Stated task
Reproduce every record exactly as it appears, but not the pictures.

Data
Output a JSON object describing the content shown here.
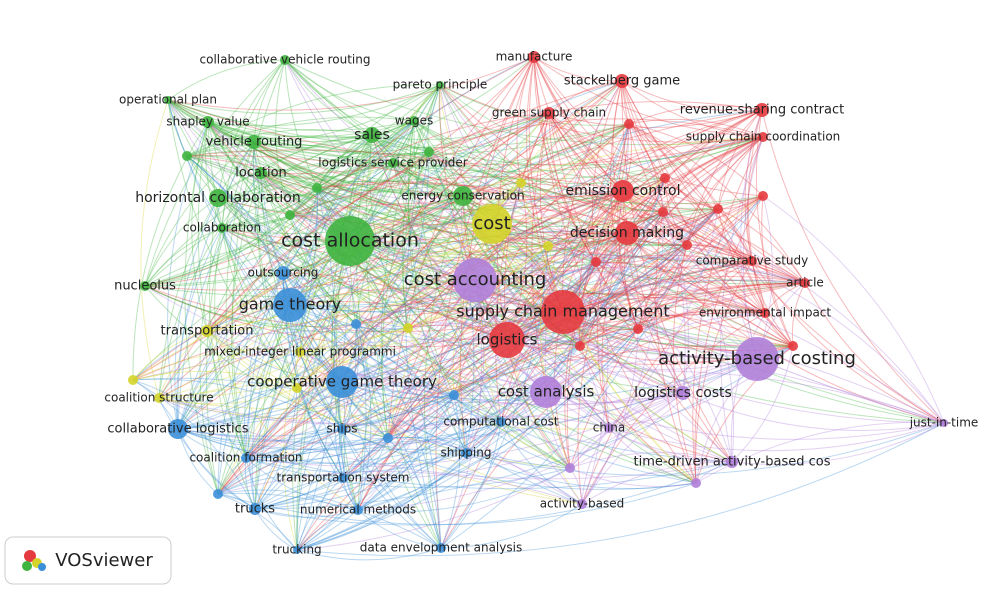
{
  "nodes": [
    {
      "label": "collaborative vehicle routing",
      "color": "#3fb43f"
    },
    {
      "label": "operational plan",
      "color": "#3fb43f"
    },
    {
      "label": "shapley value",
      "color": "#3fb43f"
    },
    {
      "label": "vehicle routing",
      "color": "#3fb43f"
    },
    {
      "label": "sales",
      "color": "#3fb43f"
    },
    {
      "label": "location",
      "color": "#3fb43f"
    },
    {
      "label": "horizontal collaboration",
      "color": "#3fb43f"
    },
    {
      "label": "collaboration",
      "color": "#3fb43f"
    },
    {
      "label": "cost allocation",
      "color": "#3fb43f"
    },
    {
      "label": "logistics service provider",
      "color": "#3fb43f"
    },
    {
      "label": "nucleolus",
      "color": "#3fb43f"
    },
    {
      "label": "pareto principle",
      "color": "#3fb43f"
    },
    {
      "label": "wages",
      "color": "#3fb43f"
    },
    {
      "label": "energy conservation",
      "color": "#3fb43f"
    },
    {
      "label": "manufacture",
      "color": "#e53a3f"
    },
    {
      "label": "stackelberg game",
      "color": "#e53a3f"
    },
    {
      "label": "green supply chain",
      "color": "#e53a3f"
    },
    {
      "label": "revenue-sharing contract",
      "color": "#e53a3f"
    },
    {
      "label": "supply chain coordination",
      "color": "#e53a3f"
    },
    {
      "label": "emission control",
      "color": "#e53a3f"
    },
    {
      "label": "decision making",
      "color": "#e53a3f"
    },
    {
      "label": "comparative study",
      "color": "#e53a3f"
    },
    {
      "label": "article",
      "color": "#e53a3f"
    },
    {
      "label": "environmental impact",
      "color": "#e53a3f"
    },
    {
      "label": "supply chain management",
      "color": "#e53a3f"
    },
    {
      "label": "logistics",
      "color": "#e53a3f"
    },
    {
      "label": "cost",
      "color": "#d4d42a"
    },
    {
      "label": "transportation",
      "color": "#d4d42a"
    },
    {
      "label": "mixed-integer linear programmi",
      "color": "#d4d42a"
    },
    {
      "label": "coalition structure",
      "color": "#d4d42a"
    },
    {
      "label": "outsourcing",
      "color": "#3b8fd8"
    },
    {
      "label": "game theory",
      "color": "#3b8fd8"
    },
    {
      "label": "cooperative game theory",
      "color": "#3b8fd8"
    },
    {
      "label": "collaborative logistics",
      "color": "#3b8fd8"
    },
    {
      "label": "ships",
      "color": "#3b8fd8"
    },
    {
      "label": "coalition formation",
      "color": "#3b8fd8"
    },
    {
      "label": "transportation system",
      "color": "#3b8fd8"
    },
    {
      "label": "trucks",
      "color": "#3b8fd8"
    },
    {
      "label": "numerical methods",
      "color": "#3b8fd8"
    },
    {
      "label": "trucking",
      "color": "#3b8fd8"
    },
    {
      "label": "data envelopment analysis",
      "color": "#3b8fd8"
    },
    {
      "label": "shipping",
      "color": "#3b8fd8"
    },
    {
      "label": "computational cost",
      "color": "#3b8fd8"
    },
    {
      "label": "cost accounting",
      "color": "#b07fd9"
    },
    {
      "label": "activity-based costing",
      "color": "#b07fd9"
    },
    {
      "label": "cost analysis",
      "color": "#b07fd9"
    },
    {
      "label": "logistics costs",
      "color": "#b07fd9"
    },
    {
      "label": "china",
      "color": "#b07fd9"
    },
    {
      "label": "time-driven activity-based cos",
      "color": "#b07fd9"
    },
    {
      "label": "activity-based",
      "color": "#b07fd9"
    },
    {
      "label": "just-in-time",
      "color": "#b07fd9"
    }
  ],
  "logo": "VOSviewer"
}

Exercise output
Output a JSON object describing the content shown here.
{
  "nodes": [
    {
      "label": "collaborative vehicle routing",
      "color": "#3fb43f"
    },
    {
      "label": "operational plan",
      "color": "#3fb43f"
    },
    {
      "label": "shapley value",
      "color": "#3fb43f"
    },
    {
      "label": "vehicle routing",
      "color": "#3fb43f"
    },
    {
      "label": "sales",
      "color": "#3fb43f"
    },
    {
      "label": "location",
      "color": "#3fb43f"
    },
    {
      "label": "horizontal collaboration",
      "color": "#3fb43f"
    },
    {
      "label": "collaboration",
      "color": "#3fb43f"
    },
    {
      "label": "cost allocation",
      "color": "#3fb43f"
    },
    {
      "label": "logistics service provider",
      "color": "#3fb43f"
    },
    {
      "label": "nucleolus",
      "color": "#3fb43f"
    },
    {
      "label": "pareto principle",
      "color": "#3fb43f"
    },
    {
      "label": "wages",
      "color": "#3fb43f"
    },
    {
      "label": "energy conservation",
      "color": "#3fb43f"
    },
    {
      "label": "manufacture",
      "color": "#e53a3f"
    },
    {
      "label": "stackelberg game",
      "color": "#e53a3f"
    },
    {
      "label": "green supply chain",
      "color": "#e53a3f"
    },
    {
      "label": "revenue-sharing contract",
      "color": "#e53a3f"
    },
    {
      "label": "supply chain coordination",
      "color": "#e53a3f"
    },
    {
      "label": "emission control",
      "color": "#e53a3f"
    },
    {
      "label": "decision making",
      "color": "#e53a3f"
    },
    {
      "label": "comparative study",
      "color": "#e53a3f"
    },
    {
      "label": "article",
      "color": "#e53a3f"
    },
    {
      "label": "environmental impact",
      "color": "#e53a3f"
    },
    {
      "label": "supply chain management",
      "color": "#e53a3f"
    },
    {
      "label": "logistics",
      "color": "#e53a3f"
    },
    {
      "label": "cost",
      "color": "#d4d42a"
    },
    {
      "label": "transportation",
      "color": "#d4d42a"
    },
    {
      "label": "mixed-integer linear programmi",
      "color": "#d4d42a"
    },
    {
      "label": "coalition structure",
      "color": "#d4d42a"
    },
    {
      "label": "outsourcing",
      "color": "#3b8fd8"
    },
    {
      "label": "game theory",
      "color": "#3b8fd8"
    },
    {
      "label": "cooperative game theory",
      "color": "#3b8fd8"
    },
    {
      "label": "collaborative logistics",
      "color": "#3b8fd8"
    },
    {
      "label": "ships",
      "color": "#3b8fd8"
    },
    {
      "label": "coalition formation",
      "color": "#3b8fd8"
    },
    {
      "label": "transportation system",
      "color": "#3b8fd8"
    },
    {
      "label": "trucks",
      "color": "#3b8fd8"
    },
    {
      "label": "numerical methods",
      "color": "#3b8fd8"
    },
    {
      "label": "trucking",
      "color": "#3b8fd8"
    },
    {
      "label": "data envelopment analysis",
      "color": "#3b8fd8"
    },
    {
      "label": "shipping",
      "color": "#3b8fd8"
    },
    {
      "label": "computational cost",
      "color": "#3b8fd8"
    },
    {
      "label": "cost accounting",
      "color": "#b07fd9"
    },
    {
      "label": "activity-based costing",
      "color": "#b07fd9"
    },
    {
      "label": "cost analysis",
      "color": "#b07fd9"
    },
    {
      "label": "logistics costs",
      "color": "#b07fd9"
    },
    {
      "label": "china",
      "color": "#b07fd9"
    },
    {
      "label": "time-driven activity-based cos",
      "color": "#b07fd9"
    },
    {
      "label": "activity-based",
      "color": "#b07fd9"
    },
    {
      "label": "just-in-time",
      "color": "#b07fd9"
    }
  ],
  "logo": "VOSviewer"
}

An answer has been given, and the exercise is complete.